TO DO:
Copy out all the lines exactly. Omit pictures.

Extracted records
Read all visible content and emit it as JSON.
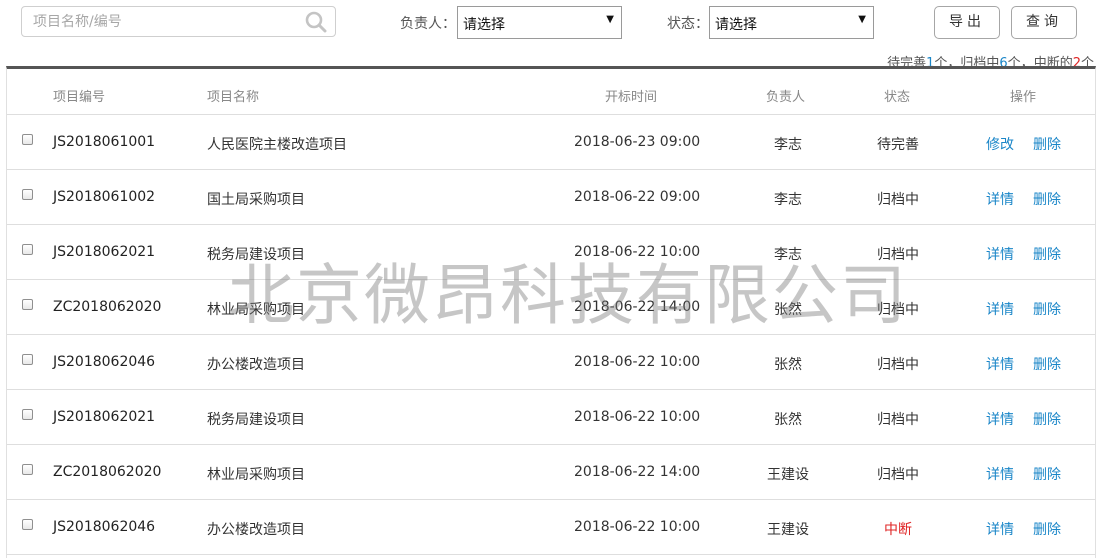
{
  "search": {
    "placeholder": "项目名称/编号",
    "value": "",
    "icon": "search-icon"
  },
  "filters": {
    "owner": {
      "label": "负责人：",
      "selected": "请选择"
    },
    "status": {
      "label": "状态：",
      "selected": "请选择"
    }
  },
  "buttons": {
    "export": "导出",
    "query": "查询"
  },
  "summary": {
    "pending_label": "待完善",
    "pending_count": "1",
    "pending_unit": "个，",
    "archiving_label": "归档中",
    "archiving_count": "6",
    "archiving_unit": "个，",
    "interrupted_label": "中断的",
    "interrupted_count": "2",
    "interrupted_unit": "个",
    "colors": {
      "count_blue": "#1a86c8",
      "count_red": "#e02424"
    }
  },
  "table": {
    "columns": [
      "项目编号",
      "项目名称",
      "开标时间",
      "负责人",
      "状态",
      "操作"
    ],
    "rows": [
      {
        "code": "JS2018061001",
        "name": "人民医院主楼改造项目",
        "time": "2018-06-23  09:00",
        "owner": "李志",
        "status": "待完善",
        "status_color": "normal",
        "action1": "修改",
        "action2": "删除"
      },
      {
        "code": "JS2018061002",
        "name": "国土局采购项目",
        "time": "2018-06-22  09:00",
        "owner": "李志",
        "status": "归档中",
        "status_color": "normal",
        "action1": "详情",
        "action2": "删除"
      },
      {
        "code": "JS2018062021",
        "name": "税务局建设项目",
        "time": "2018-06-22  10:00",
        "owner": "李志",
        "status": "归档中",
        "status_color": "normal",
        "action1": "详情",
        "action2": "删除"
      },
      {
        "code": "ZC2018062020",
        "name": "林业局采购项目",
        "time": "2018-06-22  14:00",
        "owner": "张然",
        "status": "归档中",
        "status_color": "normal",
        "action1": "详情",
        "action2": "删除"
      },
      {
        "code": "JS2018062046",
        "name": "办公楼改造项目",
        "time": "2018-06-22  10:00",
        "owner": "张然",
        "status": "归档中",
        "status_color": "normal",
        "action1": "详情",
        "action2": "删除"
      },
      {
        "code": "JS2018062021",
        "name": "税务局建设项目",
        "time": "2018-06-22  10:00",
        "owner": "张然",
        "status": "归档中",
        "status_color": "normal",
        "action1": "详情",
        "action2": "删除"
      },
      {
        "code": "ZC2018062020",
        "name": "林业局采购项目",
        "time": "2018-06-22  14:00",
        "owner": "王建设",
        "status": "归档中",
        "status_color": "normal",
        "action1": "详情",
        "action2": "删除"
      },
      {
        "code": "JS2018062046",
        "name": "办公楼改造项目",
        "time": "2018-06-22  10:00",
        "owner": "王建设",
        "status": "中断",
        "status_color": "red",
        "action1": "详情",
        "action2": "删除"
      }
    ]
  },
  "watermark": "北京微昂科技有限公司"
}
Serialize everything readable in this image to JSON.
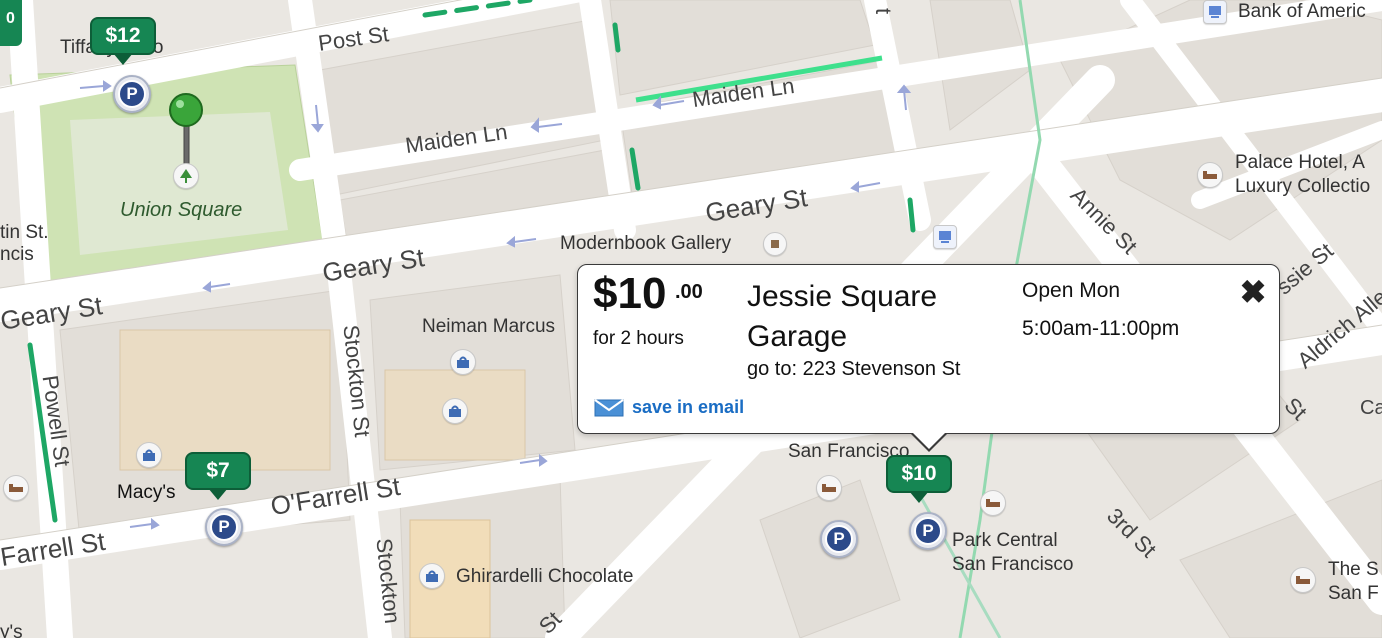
{
  "streets": {
    "post_st": "Post St",
    "maiden_ln_1": "Maiden Ln",
    "maiden_ln_2": "Maiden Ln",
    "geary_st_1": "Geary St",
    "geary_st_2": "Geary St",
    "geary_st_3": "Geary St",
    "ofarrell_st_1": "O'Farrell St",
    "ofarrell_st_2": "Farrell St",
    "stockton_st_1": "Stockton St",
    "stockton_st_2": "Stockton",
    "powell_st": "Powell St",
    "annie_st": "Annie St",
    "jessie_st": "ssie St",
    "aldrich_alley": "Aldrich Alle",
    "third_st": "3rd St",
    "st_fragment": "St",
    "st_fragment_2": "St",
    "t_fragment": "t",
    "ca_fragment": "Ca",
    "ys_fragment": "y's"
  },
  "places": {
    "union_square": "Union Square",
    "modernbook": "Modernbook Gallery",
    "neiman_marcus": "Neiman Marcus",
    "macys": "Macy's",
    "ghirardelli": "Ghirardelli Chocolate",
    "san_francisco": "San Francisco",
    "park_central_1": "Park Central",
    "park_central_2": "San Francisco",
    "palace_hotel_1": "Palace Hotel, A",
    "palace_hotel_2": "Luxury Collectio",
    "bank_of_america": "Bank of Americ",
    "tiffany": "Tiffany & Co",
    "the_st_1": "The S",
    "the_st_2": "San F",
    "westin_1": "tin St.",
    "westin_2": "ncis",
    "corner_badge": "0"
  },
  "price_tags": {
    "tag_12": "$12",
    "tag_7": "$7",
    "tag_10": "$10"
  },
  "parking_symbol": "P",
  "infowindow": {
    "price": "$10",
    "cents": ".00",
    "duration": "for 2 hours",
    "garage_name": "Jessie Square Garage",
    "goto": "go to: 223 Stevenson St",
    "open_days": "Open Mon",
    "open_hours": "5:00am-11:00pm",
    "close_symbol": "✖",
    "save_email": "save in email"
  },
  "colors": {
    "price_tag_green": "#168653",
    "parking_blue": "#2c4a8a",
    "link_blue": "#1a6dc4",
    "park_green": "#cfe3b4",
    "traffic_green": "#1ea765"
  }
}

WRITTEN SOLUTION:
Read all visible content and emit it as JSON.
{
  "search": {
    "placeholder": "项目名称/编号",
    "value": "",
    "icon": "search-icon"
  },
  "filters": {
    "owner": {
      "label": "负责人：",
      "selected": "请选择"
    },
    "status": {
      "label": "状态：",
      "selected": "请选择"
    }
  },
  "buttons": {
    "export": "导出",
    "query": "查询"
  },
  "summary": {
    "pending_label": "待完善",
    "pending_count": "1",
    "pending_unit": "个，",
    "archiving_label": "归档中",
    "archiving_count": "6",
    "archiving_unit": "个，",
    "interrupted_label": "中断的",
    "interrupted_count": "2",
    "interrupted_unit": "个",
    "colors": {
      "count_blue": "#1a86c8",
      "count_red": "#e02424"
    }
  },
  "table": {
    "columns": [
      "项目编号",
      "项目名称",
      "开标时间",
      "负责人",
      "状态",
      "操作"
    ],
    "rows": [
      {
        "code": "JS2018061001",
        "name": "人民医院主楼改造项目",
        "time": "2018-06-23  09:00",
        "owner": "李志",
        "status": "待完善",
        "status_color": "normal",
        "action1": "修改",
        "action2": "删除"
      },
      {
        "code": "JS2018061002",
        "name": "国土局采购项目",
        "time": "2018-06-22  09:00",
        "owner": "李志",
        "status": "归档中",
        "status_color": "normal",
        "action1": "详情",
        "action2": "删除"
      },
      {
        "code": "JS2018062021",
        "name": "税务局建设项目",
        "time": "2018-06-22  10:00",
        "owner": "李志",
        "status": "归档中",
        "status_color": "normal",
        "action1": "详情",
        "action2": "删除"
      },
      {
        "code": "ZC2018062020",
        "name": "林业局采购项目",
        "time": "2018-06-22  14:00",
        "owner": "张然",
        "status": "归档中",
        "status_color": "normal",
        "action1": "详情",
        "action2": "删除"
      },
      {
        "code": "JS2018062046",
        "name": "办公楼改造项目",
        "time": "2018-06-22  10:00",
        "owner": "张然",
        "status": "归档中",
        "status_color": "normal",
        "action1": "详情",
        "action2": "删除"
      },
      {
        "code": "JS2018062021",
        "name": "税务局建设项目",
        "time": "2018-06-22  10:00",
        "owner": "张然",
        "status": "归档中",
        "status_color": "normal",
        "action1": "详情",
        "action2": "删除"
      },
      {
        "code": "ZC2018062020",
        "name": "林业局采购项目",
        "time": "2018-06-22  14:00",
        "owner": "王建设",
        "status": "归档中",
        "status_color": "normal",
        "action1": "详情",
        "action2": "删除"
      },
      {
        "code": "JS2018062046",
        "name": "办公楼改造项目",
        "time": "2018-06-22  10:00",
        "owner": "王建设",
        "status": "中断",
        "status_color": "red",
        "action1": "详情",
        "action2": "删除"
      }
    ]
  },
  "watermark": "北京微昂科技有限公司"
}
Serialize everything readable in this image to JSON.
{
  "streets": {
    "post_st": "Post St",
    "maiden_ln_1": "Maiden Ln",
    "maiden_ln_2": "Maiden Ln",
    "geary_st_1": "Geary St",
    "geary_st_2": "Geary St",
    "geary_st_3": "Geary St",
    "ofarrell_st_1": "O'Farrell St",
    "ofarrell_st_2": "Farrell St",
    "stockton_st_1": "Stockton St",
    "stockton_st_2": "Stockton",
    "powell_st": "Powell St",
    "annie_st": "Annie St",
    "jessie_st": "ssie St",
    "aldrich_alley": "Aldrich Alle",
    "third_st": "3rd St",
    "st_fragment": "St",
    "st_fragment_2": "St",
    "t_fragment": "t",
    "ca_fragment": "Ca",
    "ys_fragment": "y's"
  },
  "places": {
    "union_square": "Union Square",
    "modernbook": "Modernbook Gallery",
    "neiman_marcus": "Neiman Marcus",
    "macys": "Macy's",
    "ghirardelli": "Ghirardelli Chocolate",
    "san_francisco": "San Francisco",
    "park_central_1": "Park Central",
    "park_central_2": "San Francisco",
    "palace_hotel_1": "Palace Hotel, A",
    "palace_hotel_2": "Luxury Collectio",
    "bank_of_america": "Bank of Americ",
    "tiffany": "Tiffany & Co",
    "the_st_1": "The S",
    "the_st_2": "San F",
    "westin_1": "tin St.",
    "westin_2": "ncis",
    "corner_badge": "0"
  },
  "price_tags": {
    "tag_12": "$12",
    "tag_7": "$7",
    "tag_10": "$10"
  },
  "parking_symbol": "P",
  "infowindow": {
    "price": "$10",
    "cents": ".00",
    "duration": "for 2 hours",
    "garage_name": "Jessie Square Garage",
    "goto": "go to: 223 Stevenson St",
    "open_days": "Open Mon",
    "open_hours": "5:00am-11:00pm",
    "close_symbol": "✖",
    "save_email": "save in email"
  },
  "colors": {
    "price_tag_green": "#168653",
    "parking_blue": "#2c4a8a",
    "link_blue": "#1a6dc4",
    "park_green": "#cfe3b4",
    "traffic_green": "#1ea765"
  }
}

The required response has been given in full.